— BEGIN Task material —
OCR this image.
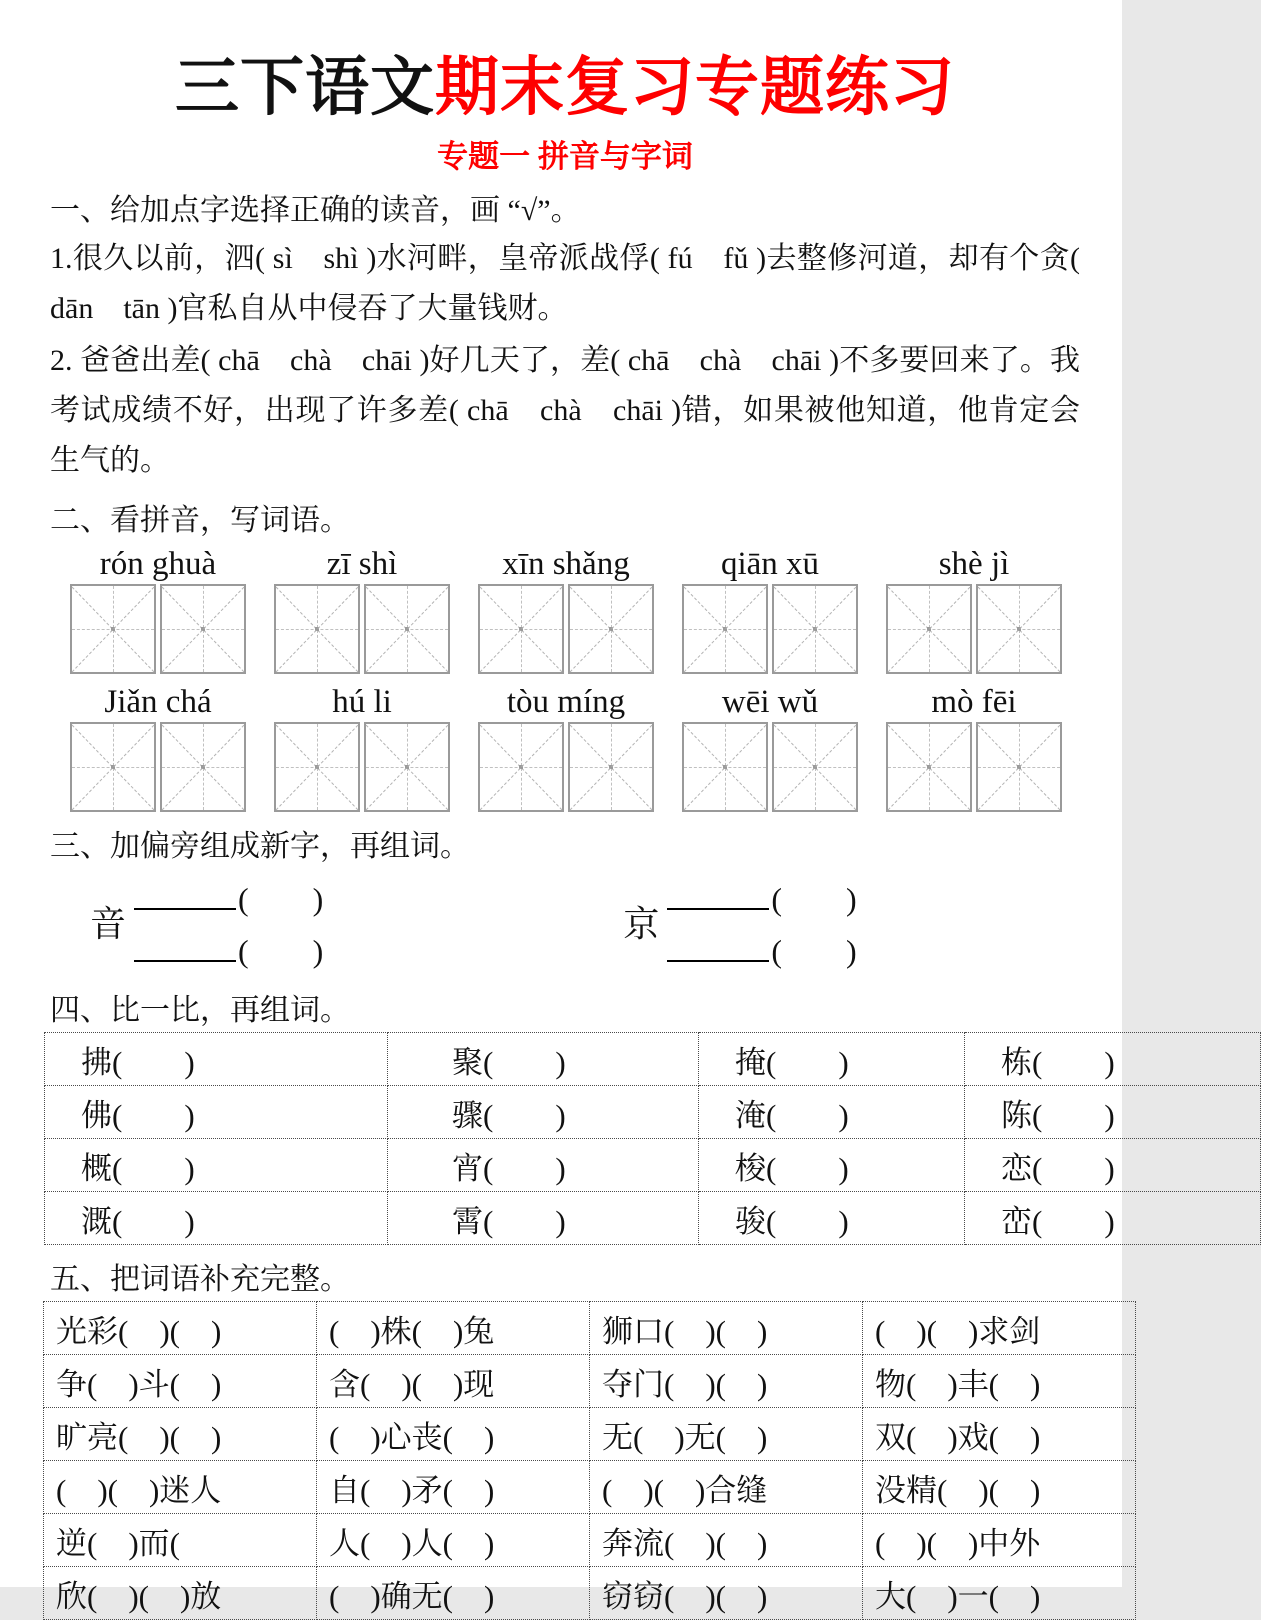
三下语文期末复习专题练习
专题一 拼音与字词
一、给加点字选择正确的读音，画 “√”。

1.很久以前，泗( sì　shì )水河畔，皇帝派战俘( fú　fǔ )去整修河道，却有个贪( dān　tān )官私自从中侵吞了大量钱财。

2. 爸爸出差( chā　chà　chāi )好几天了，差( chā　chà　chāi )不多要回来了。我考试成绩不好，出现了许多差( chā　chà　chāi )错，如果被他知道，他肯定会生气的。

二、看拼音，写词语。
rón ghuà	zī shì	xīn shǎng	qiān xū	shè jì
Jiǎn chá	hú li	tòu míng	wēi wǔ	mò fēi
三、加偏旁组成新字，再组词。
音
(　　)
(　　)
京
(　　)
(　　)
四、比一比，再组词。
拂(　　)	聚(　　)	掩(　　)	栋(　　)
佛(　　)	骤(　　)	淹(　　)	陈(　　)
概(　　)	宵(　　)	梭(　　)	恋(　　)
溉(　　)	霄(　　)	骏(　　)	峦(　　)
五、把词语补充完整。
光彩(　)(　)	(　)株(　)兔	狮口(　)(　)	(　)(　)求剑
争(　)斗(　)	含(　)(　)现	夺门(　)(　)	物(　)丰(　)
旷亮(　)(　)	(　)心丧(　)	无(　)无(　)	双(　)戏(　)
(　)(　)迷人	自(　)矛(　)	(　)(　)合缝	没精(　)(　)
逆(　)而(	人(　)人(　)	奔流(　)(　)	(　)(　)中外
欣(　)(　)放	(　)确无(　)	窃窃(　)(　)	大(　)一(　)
— END Task material —
— BEGIN Task material —
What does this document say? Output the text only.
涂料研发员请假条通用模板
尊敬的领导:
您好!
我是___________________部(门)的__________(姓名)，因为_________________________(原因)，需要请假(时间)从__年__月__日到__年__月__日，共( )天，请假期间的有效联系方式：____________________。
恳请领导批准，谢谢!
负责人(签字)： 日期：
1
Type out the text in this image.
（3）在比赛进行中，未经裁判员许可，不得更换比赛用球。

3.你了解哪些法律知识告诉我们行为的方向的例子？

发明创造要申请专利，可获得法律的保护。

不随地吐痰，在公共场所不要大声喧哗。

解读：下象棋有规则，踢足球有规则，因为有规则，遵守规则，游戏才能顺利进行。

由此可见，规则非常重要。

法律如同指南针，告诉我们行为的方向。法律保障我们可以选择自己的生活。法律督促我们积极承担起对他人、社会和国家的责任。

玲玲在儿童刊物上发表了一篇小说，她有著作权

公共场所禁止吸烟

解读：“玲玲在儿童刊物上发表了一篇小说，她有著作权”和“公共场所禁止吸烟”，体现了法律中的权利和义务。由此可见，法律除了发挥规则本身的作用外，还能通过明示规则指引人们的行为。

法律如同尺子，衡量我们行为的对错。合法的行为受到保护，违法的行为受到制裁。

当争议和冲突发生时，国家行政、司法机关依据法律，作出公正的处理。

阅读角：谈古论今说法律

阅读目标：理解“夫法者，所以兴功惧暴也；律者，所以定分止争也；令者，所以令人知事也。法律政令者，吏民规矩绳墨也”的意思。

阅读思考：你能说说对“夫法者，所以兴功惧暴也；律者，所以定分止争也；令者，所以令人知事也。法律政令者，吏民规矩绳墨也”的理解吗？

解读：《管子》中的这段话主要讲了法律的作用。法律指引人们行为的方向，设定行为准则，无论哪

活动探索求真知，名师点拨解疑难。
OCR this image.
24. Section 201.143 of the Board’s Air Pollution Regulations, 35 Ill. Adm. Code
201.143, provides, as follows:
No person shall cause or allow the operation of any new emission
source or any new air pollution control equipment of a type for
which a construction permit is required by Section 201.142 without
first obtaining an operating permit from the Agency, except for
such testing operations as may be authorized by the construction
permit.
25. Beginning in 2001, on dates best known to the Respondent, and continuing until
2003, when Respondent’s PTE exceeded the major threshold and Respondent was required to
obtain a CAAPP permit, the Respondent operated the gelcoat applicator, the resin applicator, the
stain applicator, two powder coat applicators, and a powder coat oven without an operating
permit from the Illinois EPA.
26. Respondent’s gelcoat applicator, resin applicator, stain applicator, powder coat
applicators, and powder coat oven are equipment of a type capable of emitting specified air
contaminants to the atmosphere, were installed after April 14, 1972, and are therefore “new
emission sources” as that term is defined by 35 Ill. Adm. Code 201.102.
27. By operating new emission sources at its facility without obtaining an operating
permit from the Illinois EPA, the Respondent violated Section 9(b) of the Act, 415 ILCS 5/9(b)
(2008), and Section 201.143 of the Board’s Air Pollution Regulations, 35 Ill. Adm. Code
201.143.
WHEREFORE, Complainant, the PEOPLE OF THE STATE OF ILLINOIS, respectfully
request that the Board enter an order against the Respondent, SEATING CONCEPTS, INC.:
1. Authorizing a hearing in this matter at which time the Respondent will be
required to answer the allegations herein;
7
— END Task material —
Written problem
Provide only the number of lines in the records containing the string "所以定分止争也".

Solution
2